(Collected data)
------------------------------------
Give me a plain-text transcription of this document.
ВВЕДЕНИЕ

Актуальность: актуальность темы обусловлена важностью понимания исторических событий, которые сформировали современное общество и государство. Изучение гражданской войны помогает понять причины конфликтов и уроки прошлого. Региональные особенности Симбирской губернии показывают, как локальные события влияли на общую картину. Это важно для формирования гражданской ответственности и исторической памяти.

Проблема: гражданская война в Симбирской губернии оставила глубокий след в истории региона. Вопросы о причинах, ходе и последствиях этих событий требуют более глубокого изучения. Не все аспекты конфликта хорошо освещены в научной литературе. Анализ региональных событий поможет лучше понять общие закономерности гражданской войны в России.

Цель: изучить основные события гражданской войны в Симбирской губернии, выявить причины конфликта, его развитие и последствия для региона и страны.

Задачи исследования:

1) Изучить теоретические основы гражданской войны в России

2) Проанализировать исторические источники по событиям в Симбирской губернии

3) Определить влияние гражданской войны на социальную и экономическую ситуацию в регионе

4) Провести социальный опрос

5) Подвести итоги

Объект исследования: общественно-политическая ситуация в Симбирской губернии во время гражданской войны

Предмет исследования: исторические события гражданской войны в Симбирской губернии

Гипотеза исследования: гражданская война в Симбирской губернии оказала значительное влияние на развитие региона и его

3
------------------------------------
What to work on — Each line above must be reproduced exactly as it stands.

Task result —
Give me a plain-text transcription of this document.
ВВЕДЕНИЕ

Актуальность: актуальность темы обусловлена важностью понимания исторических событий, которые сформировали современное общество и государство. Изучение гражданской войны помогает понять причины конфликтов и уроки прошлого. Региональные особенности Симбирской губернии показывают, как локальные события влияли на общую картину. Это важно для формирования гражданской ответственности и исторической памяти.

Проблема: гражданская война в Симбирской губернии оставила глубокий след в истории региона. Вопросы о причинах, ходе и последствиях этих событий требуют более глубокого изучения. Не все аспекты конфликта хорошо освещены в научной литературе. Анализ региональных событий поможет лучше понять общие закономерности гражданской войны в России.

Цель: изучить основные события гражданской войны в Симбирской губернии, выявить причины конфликта, его развитие и последствия для региона и страны.

Задачи исследования:

1) Изучить теоретические основы гражданской войны в России

2) Проанализировать исторические источники по событиям в Симбирской губернии

3) Определить влияние гражданской войны на социальную и экономическую ситуацию в регионе

4) Провести социальный опрос

5) Подвести итоги

Объект исследования: общественно-политическая ситуация в Симбирской губернии во время гражданской войны

Предмет исследования: исторические события гражданской войны в Симбирской губернии

Гипотеза исследования: гражданская война в Симбирской губернии оказала значительное влияние на развитие региона и его

3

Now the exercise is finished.